--- Data supplied ---
══════

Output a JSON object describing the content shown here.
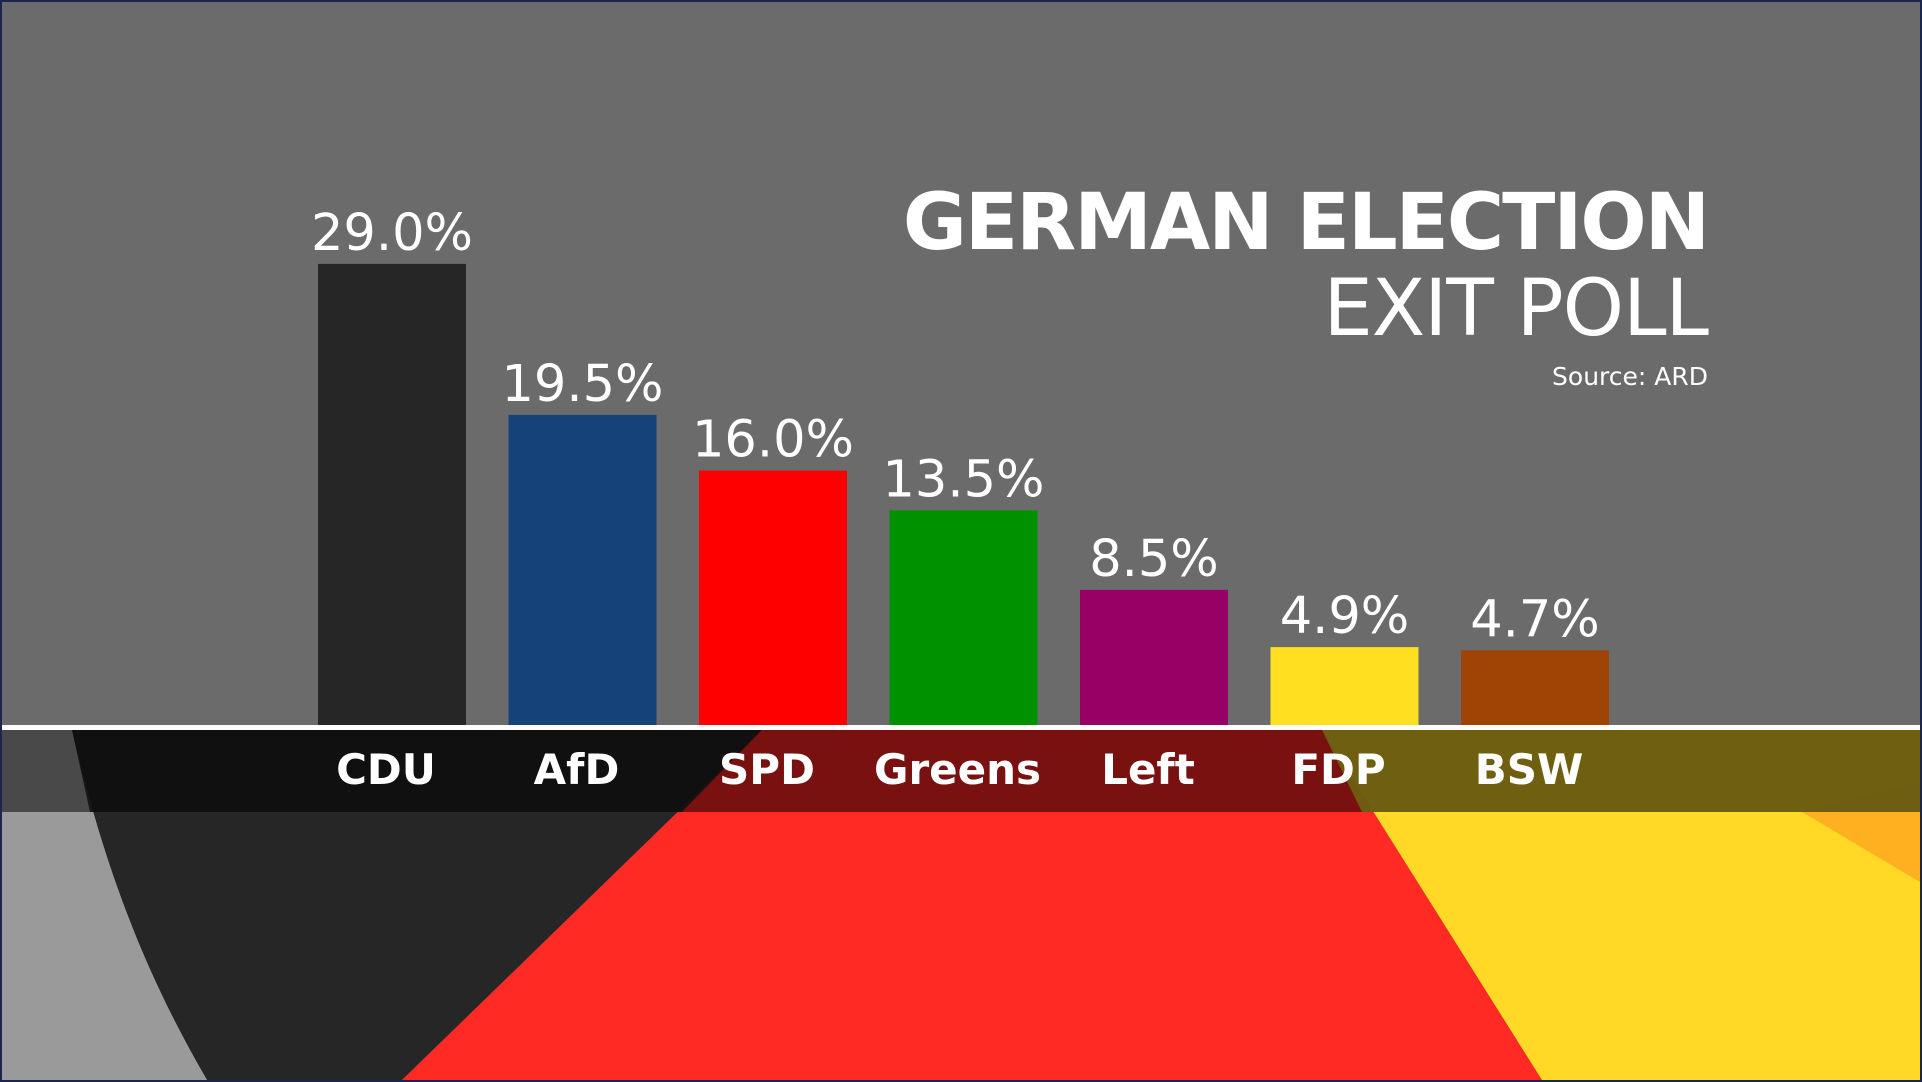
{
  "title": {
    "main": "GERMAN ELECTION",
    "sub": "EXIT POLL",
    "source": "Source: ARD"
  },
  "colors": {
    "background": "#6b6b6b",
    "band_black": "#262626",
    "band_red": "#ff2a24",
    "band_gold": "#ffd926"
  },
  "chart_data": {
    "type": "bar",
    "categories": [
      "CDU",
      "AfD",
      "SPD",
      "Greens",
      "Left",
      "FDP",
      "BSW"
    ],
    "values": [
      29.0,
      19.5,
      16.0,
      13.5,
      8.5,
      4.9,
      4.7
    ],
    "value_labels": [
      "29.0%",
      "19.5%",
      "16.0%",
      "13.5%",
      "8.5%",
      "4.9%",
      "4.7%"
    ],
    "colors": [
      "#262626",
      "#16427a",
      "#ff0000",
      "#009100",
      "#990066",
      "#ffdf20",
      "#a04405"
    ],
    "title": "GERMAN ELECTION EXIT POLL",
    "subtitle": "Source: ARD",
    "xlabel": "",
    "ylabel": "",
    "ylim": [
      0,
      29.0
    ],
    "grid": false,
    "legend": "none"
  }
}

══════

--- Set task ---
Which lines above hold the word "POLL"? Copy each of them.

--- Exercise result ---
    "sub": "EXIT POLL",
    "title": "GERMAN ELECTION EXIT POLL",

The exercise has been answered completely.